Written task ▸
Repeat the records below exactly, leaving out any pictures.

Items ▸
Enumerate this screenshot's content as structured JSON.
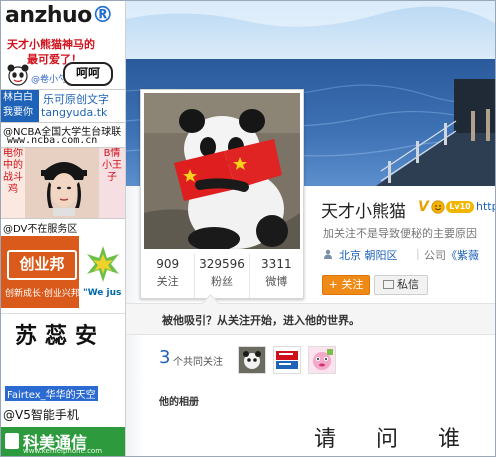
{
  "ads": {
    "logo": {
      "part1": "anzhuo",
      "part2": "®"
    },
    "panda": {
      "line1": "天才小熊猫神马的",
      "line2": "最可爱了！",
      "credit": "@卷小勺 @三分毒",
      "bubble": "呵呵"
    },
    "tang": {
      "block": "林白白 我要你",
      "line1": "乐可原创文字",
      "line2": "tangyuda.tk"
    },
    "ncba": {
      "line1": "@NCBA全国大学生台球联",
      "line2": "www.ncba.com.cn"
    },
    "mj": {
      "left": "电你中的战斗鸡",
      "right": "B情小王子"
    },
    "dv": {
      "line1": "@DV不在服务区"
    },
    "cyb": {
      "logo": "创业邦",
      "tag": "创新成长·创业兴邦"
    },
    "wj": {
      "text": "\"We jus"
    },
    "sux": {
      "text": "苏蕊安"
    },
    "fair": {
      "text": "Fairtex_华华的天空"
    },
    "v5": {
      "text": "@V5智能手机"
    },
    "km": {
      "text": "科美通信",
      "small": "www.kemeiphone.com"
    }
  },
  "profile": {
    "name": "天才小熊猫",
    "vbadge": "V",
    "vip_badge": "Lv10",
    "url_snippet": "http",
    "bio": "加关注不是导致便秘的主要原因",
    "location": "北京 朝阳区",
    "company_prefix": "公司",
    "company_link": "《紫薇",
    "stats": [
      {
        "num": "909",
        "label": "关注"
      },
      {
        "num": "329596",
        "label": "粉丝"
      },
      {
        "num": "3311",
        "label": "微博"
      }
    ],
    "follow_button": "+ 关注",
    "message_button": "私信"
  },
  "attract": {
    "text": "被他吸引？从关注开始，进入他的世界。"
  },
  "common": {
    "count": "3",
    "label": "个共同关注"
  },
  "album": {
    "title": "他的相册"
  },
  "who_text": "请问谁"
}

Completed task ▸
Enumerate this screenshot's content as structured JSON.
{
  "ads": {
    "logo": {
      "part1": "anzhuo",
      "part2": "®"
    },
    "panda": {
      "line1": "天才小熊猫神马的",
      "line2": "最可爱了！",
      "credit": "@卷小勺 @三分毒",
      "bubble": "呵呵"
    },
    "tang": {
      "block": "林白白 我要你",
      "line1": "乐可原创文字",
      "line2": "tangyuda.tk"
    },
    "ncba": {
      "line1": "@NCBA全国大学生台球联",
      "line2": "www.ncba.com.cn"
    },
    "mj": {
      "left": "电你中的战斗鸡",
      "right": "B情小王子"
    },
    "dv": {
      "line1": "@DV不在服务区"
    },
    "cyb": {
      "logo": "创业邦",
      "tag": "创新成长·创业兴邦"
    },
    "wj": {
      "text": "\"We jus"
    },
    "sux": {
      "text": "苏蕊安"
    },
    "fair": {
      "text": "Fairtex_华华的天空"
    },
    "v5": {
      "text": "@V5智能手机"
    },
    "km": {
      "text": "科美通信",
      "small": "www.kemeiphone.com"
    }
  },
  "profile": {
    "name": "天才小熊猫",
    "vbadge": "V",
    "vip_badge": "Lv10",
    "url_snippet": "http",
    "bio": "加关注不是导致便秘的主要原因",
    "location": "北京 朝阳区",
    "company_prefix": "公司",
    "company_link": "《紫薇",
    "stats": [
      {
        "num": "909",
        "label": "关注"
      },
      {
        "num": "329596",
        "label": "粉丝"
      },
      {
        "num": "3311",
        "label": "微博"
      }
    ],
    "follow_button": "+ 关注",
    "message_button": "私信"
  },
  "attract": {
    "text": "被他吸引？从关注开始，进入他的世界。"
  },
  "common": {
    "count": "3",
    "label": "个共同关注"
  },
  "album": {
    "title": "他的相册"
  },
  "who_text": "请问谁"
}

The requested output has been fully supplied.